Identify all lines of the data containing the string "aktivieren" and copy them.
## begin Data listing
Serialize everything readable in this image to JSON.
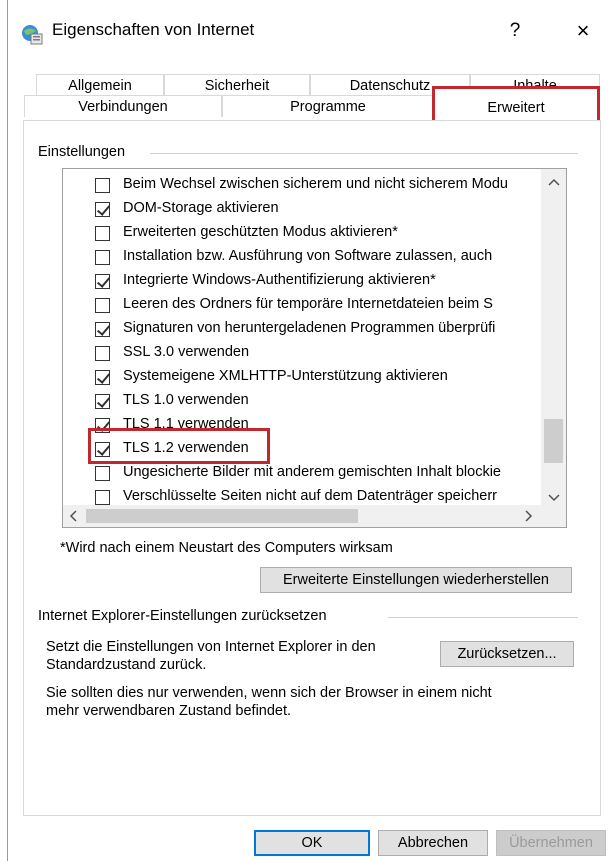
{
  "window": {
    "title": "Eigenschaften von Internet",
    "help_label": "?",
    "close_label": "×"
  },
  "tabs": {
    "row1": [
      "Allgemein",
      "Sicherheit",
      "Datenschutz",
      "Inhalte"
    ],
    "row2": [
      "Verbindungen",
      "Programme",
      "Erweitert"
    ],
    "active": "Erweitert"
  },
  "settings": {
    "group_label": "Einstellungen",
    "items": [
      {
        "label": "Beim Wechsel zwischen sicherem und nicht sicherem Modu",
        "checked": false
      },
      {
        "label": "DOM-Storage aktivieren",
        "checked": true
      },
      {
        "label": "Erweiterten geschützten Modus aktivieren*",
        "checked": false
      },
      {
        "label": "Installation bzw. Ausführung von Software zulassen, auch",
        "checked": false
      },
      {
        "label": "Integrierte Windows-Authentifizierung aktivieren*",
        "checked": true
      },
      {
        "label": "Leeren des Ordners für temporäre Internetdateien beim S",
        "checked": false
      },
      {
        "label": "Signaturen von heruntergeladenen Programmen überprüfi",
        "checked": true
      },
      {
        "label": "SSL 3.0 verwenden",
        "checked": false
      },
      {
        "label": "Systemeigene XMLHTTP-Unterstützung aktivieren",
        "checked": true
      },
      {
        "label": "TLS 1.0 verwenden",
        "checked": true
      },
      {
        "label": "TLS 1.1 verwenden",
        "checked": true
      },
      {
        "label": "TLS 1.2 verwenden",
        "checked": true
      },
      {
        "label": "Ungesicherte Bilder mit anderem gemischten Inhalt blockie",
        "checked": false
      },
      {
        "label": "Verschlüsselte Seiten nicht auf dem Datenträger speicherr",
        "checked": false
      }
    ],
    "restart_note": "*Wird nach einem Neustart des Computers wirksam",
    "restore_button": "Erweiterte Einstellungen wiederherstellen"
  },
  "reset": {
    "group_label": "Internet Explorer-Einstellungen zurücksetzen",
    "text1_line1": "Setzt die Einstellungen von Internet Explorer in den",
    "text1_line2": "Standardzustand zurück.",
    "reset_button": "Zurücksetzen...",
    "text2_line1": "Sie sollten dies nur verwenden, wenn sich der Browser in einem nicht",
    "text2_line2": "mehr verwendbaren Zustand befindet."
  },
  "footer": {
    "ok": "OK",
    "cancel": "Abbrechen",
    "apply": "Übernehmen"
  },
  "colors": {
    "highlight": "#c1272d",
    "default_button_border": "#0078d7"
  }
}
## end Data listing
## Result of this exercise
        "label": "DOM-Storage aktivieren",
        "label": "Erweiterten geschützten Modus aktivieren*",
        "label": "Integrierte Windows-Authentifizierung aktivieren*",
        "label": "Systemeigene XMLHTTP-Unterstützung aktivieren",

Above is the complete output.